** Start Information given **

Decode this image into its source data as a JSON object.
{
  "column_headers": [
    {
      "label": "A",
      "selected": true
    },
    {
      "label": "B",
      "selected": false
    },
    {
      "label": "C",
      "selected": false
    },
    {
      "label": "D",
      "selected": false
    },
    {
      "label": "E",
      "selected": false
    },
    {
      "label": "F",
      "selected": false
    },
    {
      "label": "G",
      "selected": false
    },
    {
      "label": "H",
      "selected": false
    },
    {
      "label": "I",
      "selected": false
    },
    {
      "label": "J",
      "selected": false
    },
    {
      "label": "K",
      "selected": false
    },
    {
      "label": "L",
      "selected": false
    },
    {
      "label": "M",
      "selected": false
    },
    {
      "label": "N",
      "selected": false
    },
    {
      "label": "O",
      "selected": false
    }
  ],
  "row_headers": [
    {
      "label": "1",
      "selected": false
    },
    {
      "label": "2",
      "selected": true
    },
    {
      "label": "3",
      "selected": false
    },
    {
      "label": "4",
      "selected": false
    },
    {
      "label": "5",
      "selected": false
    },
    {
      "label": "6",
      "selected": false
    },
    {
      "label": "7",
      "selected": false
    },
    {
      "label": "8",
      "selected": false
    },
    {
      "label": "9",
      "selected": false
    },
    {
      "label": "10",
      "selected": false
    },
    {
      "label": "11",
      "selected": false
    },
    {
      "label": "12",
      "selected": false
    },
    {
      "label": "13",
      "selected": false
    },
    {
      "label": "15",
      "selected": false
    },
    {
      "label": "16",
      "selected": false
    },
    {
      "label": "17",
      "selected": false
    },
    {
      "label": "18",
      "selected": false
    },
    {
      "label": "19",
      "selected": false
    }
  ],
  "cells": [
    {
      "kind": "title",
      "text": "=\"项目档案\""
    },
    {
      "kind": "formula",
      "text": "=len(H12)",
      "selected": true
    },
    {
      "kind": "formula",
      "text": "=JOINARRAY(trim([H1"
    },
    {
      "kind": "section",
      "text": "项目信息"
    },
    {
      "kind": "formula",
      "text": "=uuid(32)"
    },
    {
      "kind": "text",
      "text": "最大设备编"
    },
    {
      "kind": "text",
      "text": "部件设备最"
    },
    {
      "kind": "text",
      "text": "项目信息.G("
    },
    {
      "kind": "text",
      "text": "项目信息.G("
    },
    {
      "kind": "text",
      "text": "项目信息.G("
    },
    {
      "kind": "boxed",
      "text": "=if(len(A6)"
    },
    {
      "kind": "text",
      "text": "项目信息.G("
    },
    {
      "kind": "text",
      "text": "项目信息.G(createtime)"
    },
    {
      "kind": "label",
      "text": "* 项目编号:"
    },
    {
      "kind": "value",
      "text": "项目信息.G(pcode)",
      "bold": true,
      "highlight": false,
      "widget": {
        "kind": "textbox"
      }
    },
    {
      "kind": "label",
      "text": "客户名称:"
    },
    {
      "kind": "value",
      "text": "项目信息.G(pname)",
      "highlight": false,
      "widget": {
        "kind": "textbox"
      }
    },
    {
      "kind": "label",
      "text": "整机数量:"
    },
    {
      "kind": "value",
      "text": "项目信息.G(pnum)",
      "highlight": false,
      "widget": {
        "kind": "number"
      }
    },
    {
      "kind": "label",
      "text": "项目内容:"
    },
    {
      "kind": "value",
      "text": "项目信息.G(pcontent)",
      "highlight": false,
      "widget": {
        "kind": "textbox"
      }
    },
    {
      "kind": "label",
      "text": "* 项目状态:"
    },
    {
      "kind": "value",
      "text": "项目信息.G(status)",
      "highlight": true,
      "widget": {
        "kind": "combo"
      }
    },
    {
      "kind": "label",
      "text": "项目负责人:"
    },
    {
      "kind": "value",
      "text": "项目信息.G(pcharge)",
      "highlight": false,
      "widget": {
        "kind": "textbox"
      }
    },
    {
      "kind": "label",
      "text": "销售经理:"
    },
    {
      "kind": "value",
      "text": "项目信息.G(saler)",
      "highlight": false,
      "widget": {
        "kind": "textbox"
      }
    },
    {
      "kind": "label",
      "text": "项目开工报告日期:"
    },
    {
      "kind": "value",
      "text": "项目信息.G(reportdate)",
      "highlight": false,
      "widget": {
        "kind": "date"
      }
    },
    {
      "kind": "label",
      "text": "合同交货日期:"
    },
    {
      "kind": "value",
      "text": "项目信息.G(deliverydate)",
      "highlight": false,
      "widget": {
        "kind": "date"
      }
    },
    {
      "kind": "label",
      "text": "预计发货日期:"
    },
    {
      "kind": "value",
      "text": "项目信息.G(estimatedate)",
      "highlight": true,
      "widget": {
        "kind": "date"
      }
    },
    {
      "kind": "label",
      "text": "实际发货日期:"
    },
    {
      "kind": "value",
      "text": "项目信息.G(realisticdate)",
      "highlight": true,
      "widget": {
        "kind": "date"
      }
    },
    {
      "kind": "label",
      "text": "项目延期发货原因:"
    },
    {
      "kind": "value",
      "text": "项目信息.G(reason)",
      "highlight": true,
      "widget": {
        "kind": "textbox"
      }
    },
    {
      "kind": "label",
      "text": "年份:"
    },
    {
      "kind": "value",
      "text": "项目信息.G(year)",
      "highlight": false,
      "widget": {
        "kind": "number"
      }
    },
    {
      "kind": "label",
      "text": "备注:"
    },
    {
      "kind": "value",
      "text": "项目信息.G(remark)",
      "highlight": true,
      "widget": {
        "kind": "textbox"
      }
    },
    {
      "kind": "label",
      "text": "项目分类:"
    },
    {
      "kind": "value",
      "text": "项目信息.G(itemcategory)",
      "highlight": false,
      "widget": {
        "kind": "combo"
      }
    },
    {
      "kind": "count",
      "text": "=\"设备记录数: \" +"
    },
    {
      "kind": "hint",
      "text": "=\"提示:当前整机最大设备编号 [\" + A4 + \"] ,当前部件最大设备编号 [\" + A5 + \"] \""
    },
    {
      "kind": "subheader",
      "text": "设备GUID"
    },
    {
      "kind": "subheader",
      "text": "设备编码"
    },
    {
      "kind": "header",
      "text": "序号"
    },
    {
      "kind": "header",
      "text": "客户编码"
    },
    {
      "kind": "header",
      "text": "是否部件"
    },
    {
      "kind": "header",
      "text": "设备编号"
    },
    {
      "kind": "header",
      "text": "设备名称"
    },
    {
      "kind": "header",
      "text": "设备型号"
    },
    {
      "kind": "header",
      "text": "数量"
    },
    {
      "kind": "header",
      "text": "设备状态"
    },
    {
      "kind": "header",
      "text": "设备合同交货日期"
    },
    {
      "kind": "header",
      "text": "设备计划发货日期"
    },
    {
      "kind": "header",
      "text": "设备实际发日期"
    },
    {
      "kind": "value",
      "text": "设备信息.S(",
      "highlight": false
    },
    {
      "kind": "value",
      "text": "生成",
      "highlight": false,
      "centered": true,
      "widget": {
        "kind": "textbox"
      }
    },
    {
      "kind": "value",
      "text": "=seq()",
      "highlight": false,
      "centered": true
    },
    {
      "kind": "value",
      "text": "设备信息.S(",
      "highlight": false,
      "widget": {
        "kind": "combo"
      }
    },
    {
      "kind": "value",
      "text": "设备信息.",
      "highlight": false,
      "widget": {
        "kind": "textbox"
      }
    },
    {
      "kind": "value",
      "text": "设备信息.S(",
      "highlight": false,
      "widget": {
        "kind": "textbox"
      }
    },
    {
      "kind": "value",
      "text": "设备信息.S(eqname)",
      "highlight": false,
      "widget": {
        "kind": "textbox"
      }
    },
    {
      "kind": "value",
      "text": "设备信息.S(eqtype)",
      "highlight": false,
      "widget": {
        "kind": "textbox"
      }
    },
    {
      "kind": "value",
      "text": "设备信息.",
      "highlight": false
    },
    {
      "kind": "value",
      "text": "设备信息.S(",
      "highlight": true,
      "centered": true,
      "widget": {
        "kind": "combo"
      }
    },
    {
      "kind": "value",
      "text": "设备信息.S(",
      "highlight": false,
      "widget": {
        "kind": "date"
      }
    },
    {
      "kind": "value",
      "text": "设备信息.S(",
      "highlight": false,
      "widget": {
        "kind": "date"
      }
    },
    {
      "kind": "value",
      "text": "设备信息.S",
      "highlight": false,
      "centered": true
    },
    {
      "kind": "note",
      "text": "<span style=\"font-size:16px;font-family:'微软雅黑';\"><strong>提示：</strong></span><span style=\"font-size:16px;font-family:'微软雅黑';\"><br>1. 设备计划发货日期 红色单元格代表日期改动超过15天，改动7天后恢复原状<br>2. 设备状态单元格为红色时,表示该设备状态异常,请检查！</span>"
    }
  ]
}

** End Information given **

Search the lines above for the string "设备计划发货日期" and copy each line that has it.

      "text": "设备计划发货日期"
      "text": "<span style=\"font-size:16px;font-family:'微软雅黑';\"><strong>提示：</strong></span><span style=\"font-size:16px;font-family:'微软雅黑';\"><br>1. 设备计划发货日期 红色单元格代表日期改动超过15天，改动7天后恢复原状<br>2. 设备状态单元格为红色时,表示该设备状态异常,请检查！</span>"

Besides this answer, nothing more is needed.